◆ Data entries:
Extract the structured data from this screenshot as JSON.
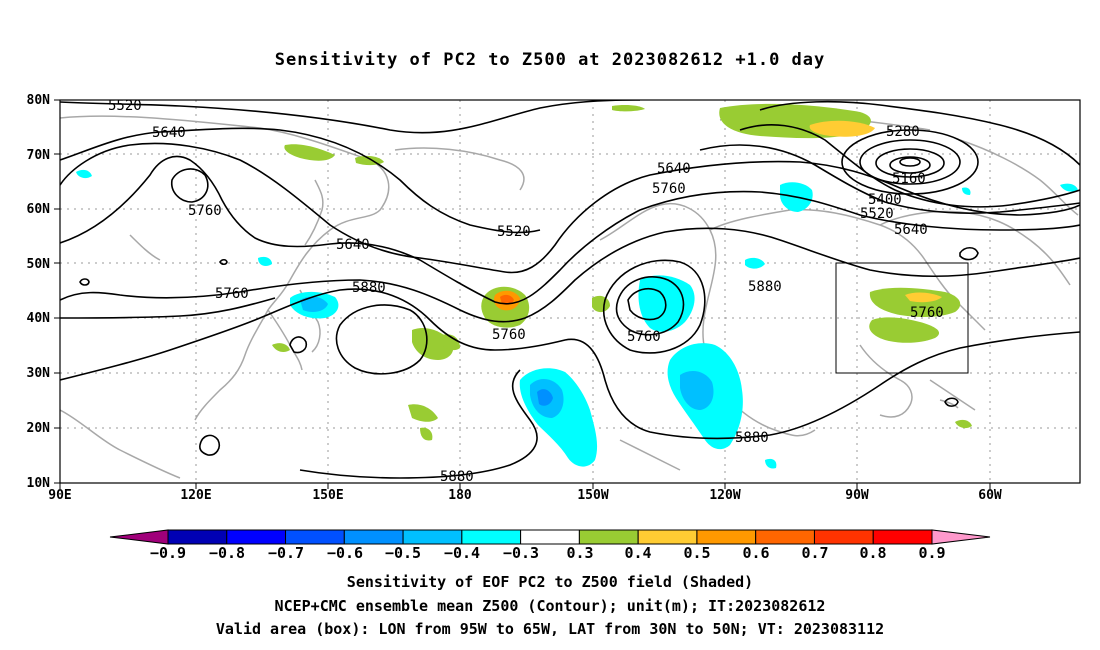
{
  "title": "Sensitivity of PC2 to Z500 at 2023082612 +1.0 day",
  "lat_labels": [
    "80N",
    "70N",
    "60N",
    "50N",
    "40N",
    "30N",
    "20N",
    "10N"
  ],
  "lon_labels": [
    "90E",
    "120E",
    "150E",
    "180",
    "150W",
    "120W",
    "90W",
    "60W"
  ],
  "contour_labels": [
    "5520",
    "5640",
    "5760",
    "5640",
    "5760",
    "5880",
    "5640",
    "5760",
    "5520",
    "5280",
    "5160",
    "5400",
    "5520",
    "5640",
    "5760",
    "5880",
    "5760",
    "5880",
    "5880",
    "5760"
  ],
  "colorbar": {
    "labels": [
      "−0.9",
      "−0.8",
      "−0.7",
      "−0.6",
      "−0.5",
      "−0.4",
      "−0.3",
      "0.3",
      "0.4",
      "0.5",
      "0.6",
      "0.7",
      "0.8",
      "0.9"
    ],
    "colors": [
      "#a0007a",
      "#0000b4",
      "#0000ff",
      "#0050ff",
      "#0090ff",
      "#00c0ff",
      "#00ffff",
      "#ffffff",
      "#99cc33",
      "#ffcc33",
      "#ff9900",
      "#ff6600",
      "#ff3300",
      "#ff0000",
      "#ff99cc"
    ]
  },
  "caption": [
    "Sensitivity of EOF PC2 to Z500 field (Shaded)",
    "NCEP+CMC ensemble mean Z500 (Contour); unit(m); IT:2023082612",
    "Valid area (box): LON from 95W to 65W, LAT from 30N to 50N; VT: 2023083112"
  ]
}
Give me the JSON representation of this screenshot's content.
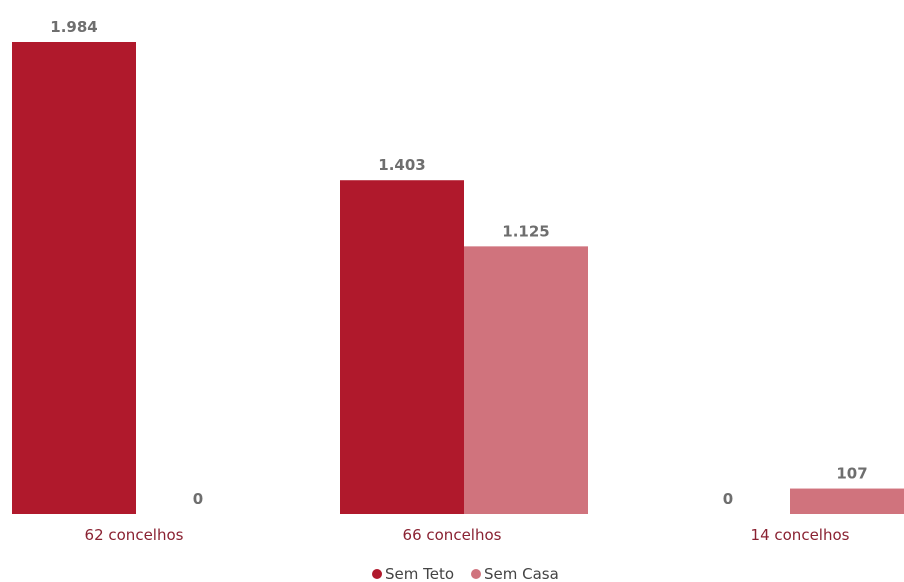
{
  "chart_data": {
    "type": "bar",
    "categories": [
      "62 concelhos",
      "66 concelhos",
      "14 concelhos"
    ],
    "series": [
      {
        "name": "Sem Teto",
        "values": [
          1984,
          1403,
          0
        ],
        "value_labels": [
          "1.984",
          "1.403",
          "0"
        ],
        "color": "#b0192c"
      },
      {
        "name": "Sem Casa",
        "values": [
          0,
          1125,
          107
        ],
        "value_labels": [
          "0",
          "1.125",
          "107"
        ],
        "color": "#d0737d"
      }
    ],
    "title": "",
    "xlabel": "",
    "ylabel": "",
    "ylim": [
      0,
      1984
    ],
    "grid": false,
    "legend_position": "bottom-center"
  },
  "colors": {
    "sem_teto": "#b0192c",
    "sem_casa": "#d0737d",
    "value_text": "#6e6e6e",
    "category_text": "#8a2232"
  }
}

---

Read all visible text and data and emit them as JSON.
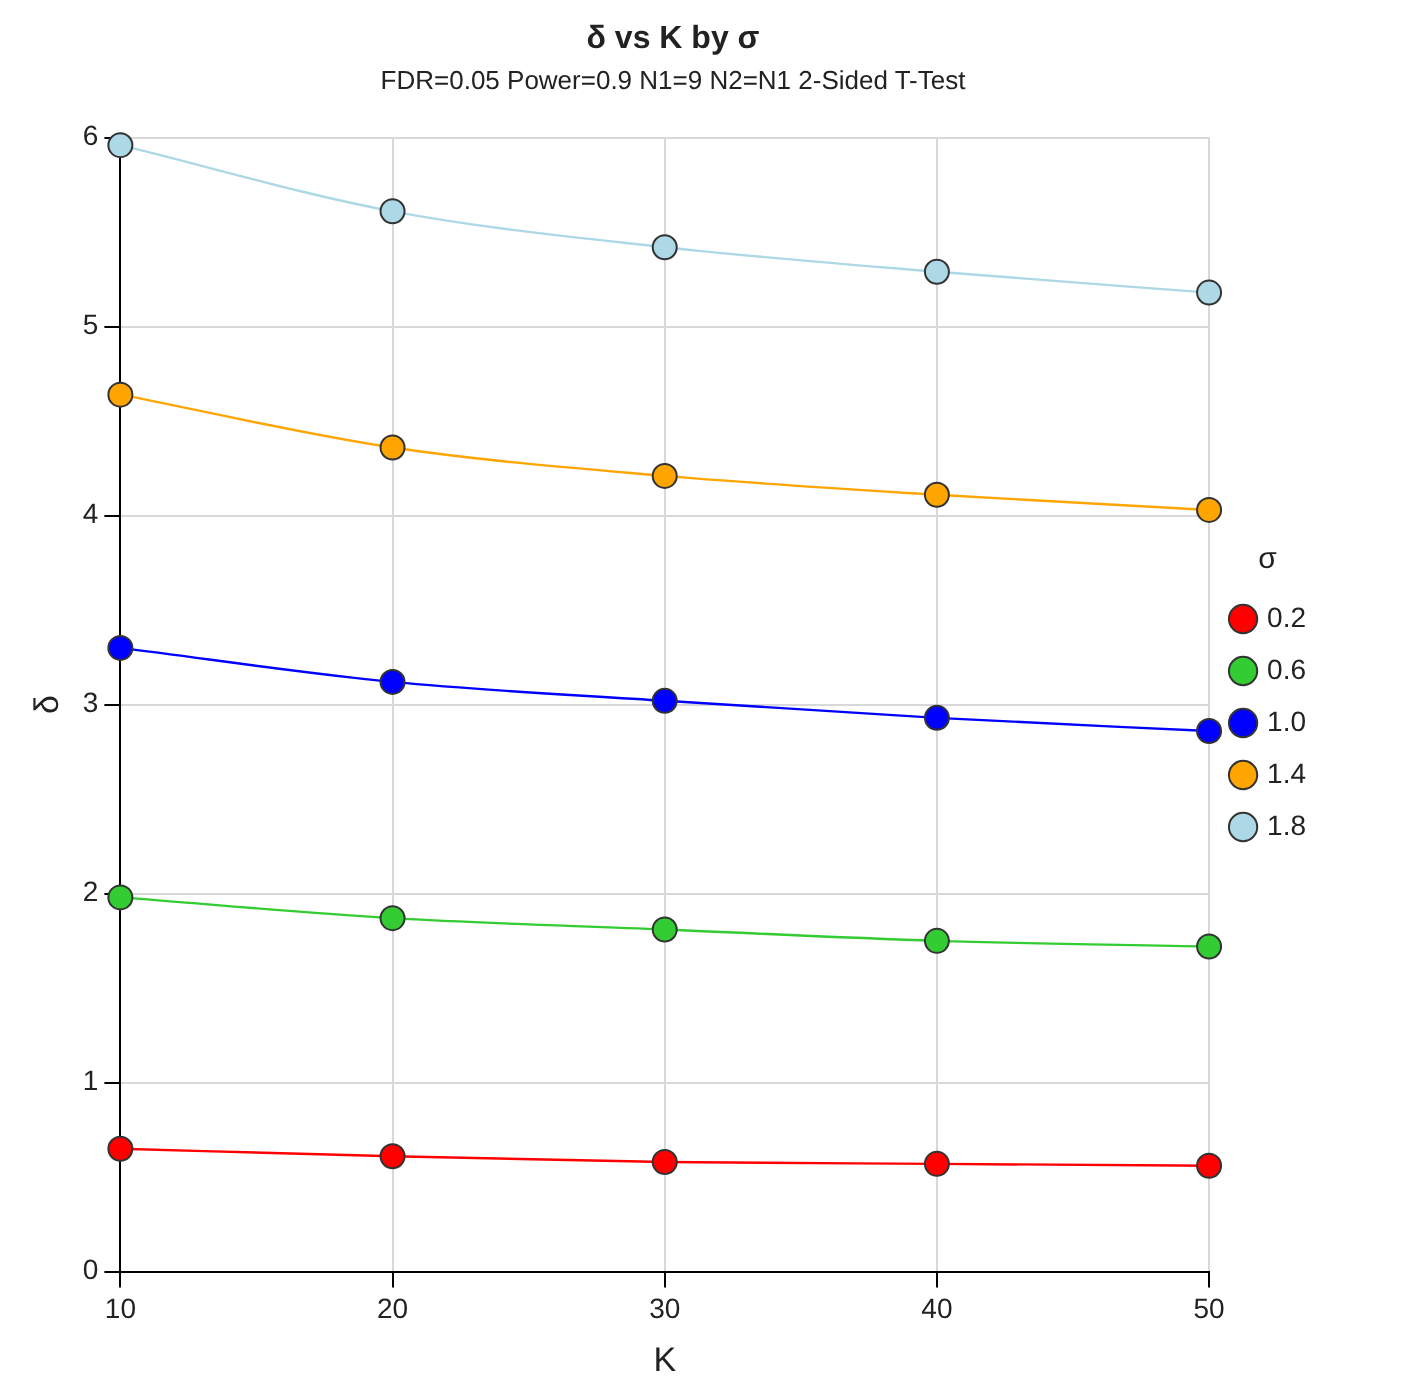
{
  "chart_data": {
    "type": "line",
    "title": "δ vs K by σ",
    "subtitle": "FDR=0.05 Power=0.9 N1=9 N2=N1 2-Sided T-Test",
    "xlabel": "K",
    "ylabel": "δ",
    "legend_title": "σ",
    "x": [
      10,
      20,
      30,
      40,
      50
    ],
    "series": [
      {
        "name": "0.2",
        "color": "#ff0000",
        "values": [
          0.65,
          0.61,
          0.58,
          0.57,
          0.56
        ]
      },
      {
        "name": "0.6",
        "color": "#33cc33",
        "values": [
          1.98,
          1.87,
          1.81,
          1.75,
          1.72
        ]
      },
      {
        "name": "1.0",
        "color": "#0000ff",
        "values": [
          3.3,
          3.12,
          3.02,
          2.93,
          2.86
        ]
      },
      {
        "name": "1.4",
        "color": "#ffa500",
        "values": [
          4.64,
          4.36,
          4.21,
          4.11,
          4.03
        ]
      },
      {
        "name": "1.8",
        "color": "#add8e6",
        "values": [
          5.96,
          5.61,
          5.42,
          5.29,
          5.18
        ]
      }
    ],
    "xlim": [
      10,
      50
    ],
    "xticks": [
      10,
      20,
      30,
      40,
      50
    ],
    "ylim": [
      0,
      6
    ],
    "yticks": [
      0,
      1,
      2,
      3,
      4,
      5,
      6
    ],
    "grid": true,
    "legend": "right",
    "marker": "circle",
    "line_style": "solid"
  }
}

==

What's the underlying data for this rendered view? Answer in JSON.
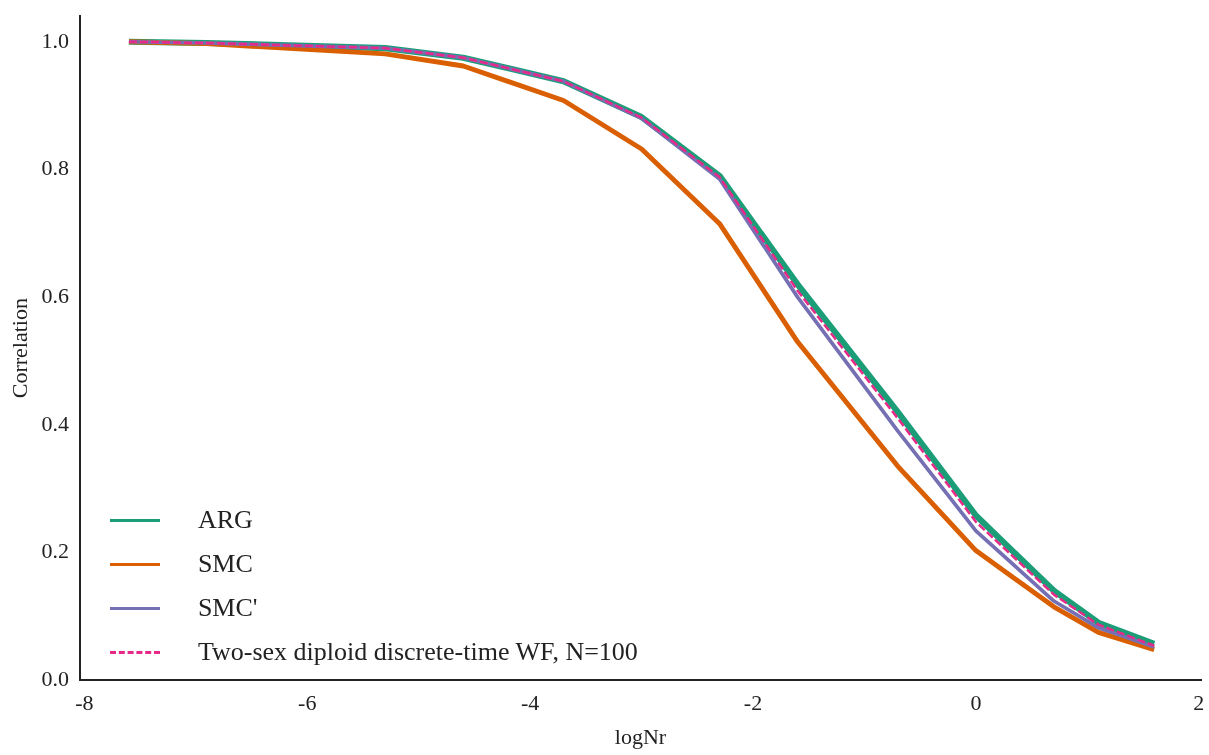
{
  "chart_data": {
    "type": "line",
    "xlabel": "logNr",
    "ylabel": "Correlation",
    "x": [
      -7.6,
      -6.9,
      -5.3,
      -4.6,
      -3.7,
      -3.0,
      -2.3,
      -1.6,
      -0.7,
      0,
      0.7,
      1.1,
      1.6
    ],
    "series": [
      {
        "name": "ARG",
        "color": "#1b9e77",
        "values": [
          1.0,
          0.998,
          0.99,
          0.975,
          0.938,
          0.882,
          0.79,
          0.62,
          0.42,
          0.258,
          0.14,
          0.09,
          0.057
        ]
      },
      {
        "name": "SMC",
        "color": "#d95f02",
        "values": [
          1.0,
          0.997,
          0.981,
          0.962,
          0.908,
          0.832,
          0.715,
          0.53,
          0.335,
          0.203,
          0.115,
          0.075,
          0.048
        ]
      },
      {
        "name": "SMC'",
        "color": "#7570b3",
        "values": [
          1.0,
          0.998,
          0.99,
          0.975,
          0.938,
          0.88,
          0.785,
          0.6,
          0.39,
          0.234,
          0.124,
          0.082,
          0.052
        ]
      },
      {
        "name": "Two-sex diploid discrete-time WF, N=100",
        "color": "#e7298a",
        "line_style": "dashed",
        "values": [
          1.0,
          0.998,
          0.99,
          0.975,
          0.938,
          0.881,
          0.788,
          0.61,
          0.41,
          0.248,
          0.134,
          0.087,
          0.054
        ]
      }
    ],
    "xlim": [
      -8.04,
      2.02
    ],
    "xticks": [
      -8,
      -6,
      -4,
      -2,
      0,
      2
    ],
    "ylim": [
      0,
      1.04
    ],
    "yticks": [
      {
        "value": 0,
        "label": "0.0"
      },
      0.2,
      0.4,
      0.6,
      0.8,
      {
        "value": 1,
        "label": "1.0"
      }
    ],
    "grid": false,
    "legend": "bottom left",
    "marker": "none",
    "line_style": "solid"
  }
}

◆ Written request:
Show every line that contains the word "from".

◆ Exercise solution:
Extract the structured data from this screenshot as JSON.
    "Valid area (box): LON from 95W to 65W, LAT from 30N to 50N; VT: 2023083112"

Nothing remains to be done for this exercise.